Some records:
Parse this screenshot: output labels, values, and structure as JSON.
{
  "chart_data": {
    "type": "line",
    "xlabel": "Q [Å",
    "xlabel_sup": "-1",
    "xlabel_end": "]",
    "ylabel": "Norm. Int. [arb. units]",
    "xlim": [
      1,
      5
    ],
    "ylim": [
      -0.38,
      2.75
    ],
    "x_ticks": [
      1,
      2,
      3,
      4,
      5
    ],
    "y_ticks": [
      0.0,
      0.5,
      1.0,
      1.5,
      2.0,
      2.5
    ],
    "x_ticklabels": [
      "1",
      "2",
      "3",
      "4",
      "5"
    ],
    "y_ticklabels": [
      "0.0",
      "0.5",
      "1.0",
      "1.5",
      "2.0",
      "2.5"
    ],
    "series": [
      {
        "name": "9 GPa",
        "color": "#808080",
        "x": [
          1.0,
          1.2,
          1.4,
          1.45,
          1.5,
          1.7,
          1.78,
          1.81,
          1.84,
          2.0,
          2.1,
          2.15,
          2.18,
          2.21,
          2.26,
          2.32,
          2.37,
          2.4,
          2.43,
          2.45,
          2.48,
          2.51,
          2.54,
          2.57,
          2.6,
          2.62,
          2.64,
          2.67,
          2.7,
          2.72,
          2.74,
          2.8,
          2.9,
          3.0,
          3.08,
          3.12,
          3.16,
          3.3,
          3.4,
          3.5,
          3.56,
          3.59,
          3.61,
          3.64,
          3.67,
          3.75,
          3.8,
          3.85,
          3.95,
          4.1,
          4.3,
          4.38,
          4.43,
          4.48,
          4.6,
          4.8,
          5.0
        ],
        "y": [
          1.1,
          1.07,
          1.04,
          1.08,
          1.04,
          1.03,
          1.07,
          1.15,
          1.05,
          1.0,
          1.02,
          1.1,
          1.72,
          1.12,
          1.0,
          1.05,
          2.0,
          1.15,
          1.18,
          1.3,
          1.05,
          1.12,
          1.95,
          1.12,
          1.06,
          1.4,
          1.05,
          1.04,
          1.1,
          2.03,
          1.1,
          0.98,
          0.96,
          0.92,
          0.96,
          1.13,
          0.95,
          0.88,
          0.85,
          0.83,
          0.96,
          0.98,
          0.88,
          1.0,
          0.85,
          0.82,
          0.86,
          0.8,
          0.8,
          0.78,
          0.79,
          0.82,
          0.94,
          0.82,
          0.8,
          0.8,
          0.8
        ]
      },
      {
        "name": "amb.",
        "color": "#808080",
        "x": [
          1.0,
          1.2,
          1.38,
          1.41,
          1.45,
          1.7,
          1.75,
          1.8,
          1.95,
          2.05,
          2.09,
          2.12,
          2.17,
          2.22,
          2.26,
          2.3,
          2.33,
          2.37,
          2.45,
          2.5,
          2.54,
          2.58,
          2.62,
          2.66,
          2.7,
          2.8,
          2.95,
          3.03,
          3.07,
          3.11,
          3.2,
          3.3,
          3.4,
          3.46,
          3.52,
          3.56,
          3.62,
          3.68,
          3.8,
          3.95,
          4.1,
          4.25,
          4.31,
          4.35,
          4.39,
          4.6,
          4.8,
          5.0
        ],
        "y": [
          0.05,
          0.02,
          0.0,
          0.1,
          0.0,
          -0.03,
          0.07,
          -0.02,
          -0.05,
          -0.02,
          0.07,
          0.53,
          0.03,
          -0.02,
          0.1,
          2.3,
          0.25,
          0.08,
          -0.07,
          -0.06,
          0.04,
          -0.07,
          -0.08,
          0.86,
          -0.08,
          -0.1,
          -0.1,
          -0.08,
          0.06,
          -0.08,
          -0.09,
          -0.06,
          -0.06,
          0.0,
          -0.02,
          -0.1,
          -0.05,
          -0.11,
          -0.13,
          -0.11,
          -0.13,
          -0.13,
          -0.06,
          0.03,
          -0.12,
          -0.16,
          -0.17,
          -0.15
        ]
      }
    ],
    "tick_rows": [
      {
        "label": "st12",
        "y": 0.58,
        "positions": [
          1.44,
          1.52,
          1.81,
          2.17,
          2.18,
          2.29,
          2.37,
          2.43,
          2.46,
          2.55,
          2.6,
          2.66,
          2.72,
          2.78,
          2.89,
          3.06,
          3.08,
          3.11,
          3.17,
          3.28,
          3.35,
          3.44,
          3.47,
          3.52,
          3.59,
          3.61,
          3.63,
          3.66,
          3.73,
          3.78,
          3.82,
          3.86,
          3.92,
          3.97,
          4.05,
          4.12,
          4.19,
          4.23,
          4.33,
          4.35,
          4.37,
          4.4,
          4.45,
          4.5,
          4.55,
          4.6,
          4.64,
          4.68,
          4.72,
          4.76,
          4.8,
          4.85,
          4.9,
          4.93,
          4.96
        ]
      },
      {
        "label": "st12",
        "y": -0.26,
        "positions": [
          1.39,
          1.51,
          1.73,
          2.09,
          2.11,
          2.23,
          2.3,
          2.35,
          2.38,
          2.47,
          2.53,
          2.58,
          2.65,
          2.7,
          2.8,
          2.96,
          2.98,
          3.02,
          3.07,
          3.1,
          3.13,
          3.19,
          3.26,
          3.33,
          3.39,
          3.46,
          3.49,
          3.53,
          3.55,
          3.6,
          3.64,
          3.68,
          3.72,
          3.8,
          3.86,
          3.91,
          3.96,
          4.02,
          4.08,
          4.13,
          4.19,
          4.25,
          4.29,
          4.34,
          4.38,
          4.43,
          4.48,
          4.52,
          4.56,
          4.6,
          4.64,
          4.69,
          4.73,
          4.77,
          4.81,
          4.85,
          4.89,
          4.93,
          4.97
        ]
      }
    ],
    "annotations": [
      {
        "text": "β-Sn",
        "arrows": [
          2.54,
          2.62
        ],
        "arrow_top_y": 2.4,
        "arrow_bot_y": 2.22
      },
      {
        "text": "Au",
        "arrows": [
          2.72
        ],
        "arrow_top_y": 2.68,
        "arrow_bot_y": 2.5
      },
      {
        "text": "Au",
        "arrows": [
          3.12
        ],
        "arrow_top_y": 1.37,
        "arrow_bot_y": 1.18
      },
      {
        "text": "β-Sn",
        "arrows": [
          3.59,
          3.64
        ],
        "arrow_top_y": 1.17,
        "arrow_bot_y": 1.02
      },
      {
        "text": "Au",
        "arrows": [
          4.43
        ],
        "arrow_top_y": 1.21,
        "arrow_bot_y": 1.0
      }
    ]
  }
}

Exercise task.
Reproduce the full set of records precisely.

Result of this task.
Parse this screenshot: output labels, values, and structure as JSON.
{
  "chart_data": {
    "type": "line",
    "xlabel": "Q [Å",
    "xlabel_sup": "-1",
    "xlabel_end": "]",
    "ylabel": "Norm. Int. [arb. units]",
    "xlim": [
      1,
      5
    ],
    "ylim": [
      -0.38,
      2.75
    ],
    "x_ticks": [
      1,
      2,
      3,
      4,
      5
    ],
    "y_ticks": [
      0.0,
      0.5,
      1.0,
      1.5,
      2.0,
      2.5
    ],
    "x_ticklabels": [
      "1",
      "2",
      "3",
      "4",
      "5"
    ],
    "y_ticklabels": [
      "0.0",
      "0.5",
      "1.0",
      "1.5",
      "2.0",
      "2.5"
    ],
    "series": [
      {
        "name": "9 GPa",
        "color": "#808080",
        "x": [
          1.0,
          1.2,
          1.4,
          1.45,
          1.5,
          1.7,
          1.78,
          1.81,
          1.84,
          2.0,
          2.1,
          2.15,
          2.18,
          2.21,
          2.26,
          2.32,
          2.37,
          2.4,
          2.43,
          2.45,
          2.48,
          2.51,
          2.54,
          2.57,
          2.6,
          2.62,
          2.64,
          2.67,
          2.7,
          2.72,
          2.74,
          2.8,
          2.9,
          3.0,
          3.08,
          3.12,
          3.16,
          3.3,
          3.4,
          3.5,
          3.56,
          3.59,
          3.61,
          3.64,
          3.67,
          3.75,
          3.8,
          3.85,
          3.95,
          4.1,
          4.3,
          4.38,
          4.43,
          4.48,
          4.6,
          4.8,
          5.0
        ],
        "y": [
          1.1,
          1.07,
          1.04,
          1.08,
          1.04,
          1.03,
          1.07,
          1.15,
          1.05,
          1.0,
          1.02,
          1.1,
          1.72,
          1.12,
          1.0,
          1.05,
          2.0,
          1.15,
          1.18,
          1.3,
          1.05,
          1.12,
          1.95,
          1.12,
          1.06,
          1.4,
          1.05,
          1.04,
          1.1,
          2.03,
          1.1,
          0.98,
          0.96,
          0.92,
          0.96,
          1.13,
          0.95,
          0.88,
          0.85,
          0.83,
          0.96,
          0.98,
          0.88,
          1.0,
          0.85,
          0.82,
          0.86,
          0.8,
          0.8,
          0.78,
          0.79,
          0.82,
          0.94,
          0.82,
          0.8,
          0.8,
          0.8
        ]
      },
      {
        "name": "amb.",
        "color": "#808080",
        "x": [
          1.0,
          1.2,
          1.38,
          1.41,
          1.45,
          1.7,
          1.75,
          1.8,
          1.95,
          2.05,
          2.09,
          2.12,
          2.17,
          2.22,
          2.26,
          2.3,
          2.33,
          2.37,
          2.45,
          2.5,
          2.54,
          2.58,
          2.62,
          2.66,
          2.7,
          2.8,
          2.95,
          3.03,
          3.07,
          3.11,
          3.2,
          3.3,
          3.4,
          3.46,
          3.52,
          3.56,
          3.62,
          3.68,
          3.8,
          3.95,
          4.1,
          4.25,
          4.31,
          4.35,
          4.39,
          4.6,
          4.8,
          5.0
        ],
        "y": [
          0.05,
          0.02,
          0.0,
          0.1,
          0.0,
          -0.03,
          0.07,
          -0.02,
          -0.05,
          -0.02,
          0.07,
          0.53,
          0.03,
          -0.02,
          0.1,
          2.3,
          0.25,
          0.08,
          -0.07,
          -0.06,
          0.04,
          -0.07,
          -0.08,
          0.86,
          -0.08,
          -0.1,
          -0.1,
          -0.08,
          0.06,
          -0.08,
          -0.09,
          -0.06,
          -0.06,
          0.0,
          -0.02,
          -0.1,
          -0.05,
          -0.11,
          -0.13,
          -0.11,
          -0.13,
          -0.13,
          -0.06,
          0.03,
          -0.12,
          -0.16,
          -0.17,
          -0.15
        ]
      }
    ],
    "tick_rows": [
      {
        "label": "st12",
        "y": 0.58,
        "positions": [
          1.44,
          1.52,
          1.81,
          2.17,
          2.18,
          2.29,
          2.37,
          2.43,
          2.46,
          2.55,
          2.6,
          2.66,
          2.72,
          2.78,
          2.89,
          3.06,
          3.08,
          3.11,
          3.17,
          3.28,
          3.35,
          3.44,
          3.47,
          3.52,
          3.59,
          3.61,
          3.63,
          3.66,
          3.73,
          3.78,
          3.82,
          3.86,
          3.92,
          3.97,
          4.05,
          4.12,
          4.19,
          4.23,
          4.33,
          4.35,
          4.37,
          4.4,
          4.45,
          4.5,
          4.55,
          4.6,
          4.64,
          4.68,
          4.72,
          4.76,
          4.8,
          4.85,
          4.9,
          4.93,
          4.96
        ]
      },
      {
        "label": "st12",
        "y": -0.26,
        "positions": [
          1.39,
          1.51,
          1.73,
          2.09,
          2.11,
          2.23,
          2.3,
          2.35,
          2.38,
          2.47,
          2.53,
          2.58,
          2.65,
          2.7,
          2.8,
          2.96,
          2.98,
          3.02,
          3.07,
          3.1,
          3.13,
          3.19,
          3.26,
          3.33,
          3.39,
          3.46,
          3.49,
          3.53,
          3.55,
          3.6,
          3.64,
          3.68,
          3.72,
          3.8,
          3.86,
          3.91,
          3.96,
          4.02,
          4.08,
          4.13,
          4.19,
          4.25,
          4.29,
          4.34,
          4.38,
          4.43,
          4.48,
          4.52,
          4.56,
          4.6,
          4.64,
          4.69,
          4.73,
          4.77,
          4.81,
          4.85,
          4.89,
          4.93,
          4.97
        ]
      }
    ],
    "annotations": [
      {
        "text": "β-Sn",
        "arrows": [
          2.54,
          2.62
        ],
        "arrow_top_y": 2.4,
        "arrow_bot_y": 2.22
      },
      {
        "text": "Au",
        "arrows": [
          2.72
        ],
        "arrow_top_y": 2.68,
        "arrow_bot_y": 2.5
      },
      {
        "text": "Au",
        "arrows": [
          3.12
        ],
        "arrow_top_y": 1.37,
        "arrow_bot_y": 1.18
      },
      {
        "text": "β-Sn",
        "arrows": [
          3.59,
          3.64
        ],
        "arrow_top_y": 1.17,
        "arrow_bot_y": 1.02
      },
      {
        "text": "Au",
        "arrows": [
          4.43
        ],
        "arrow_top_y": 1.21,
        "arrow_bot_y": 1.0
      }
    ]
  }
}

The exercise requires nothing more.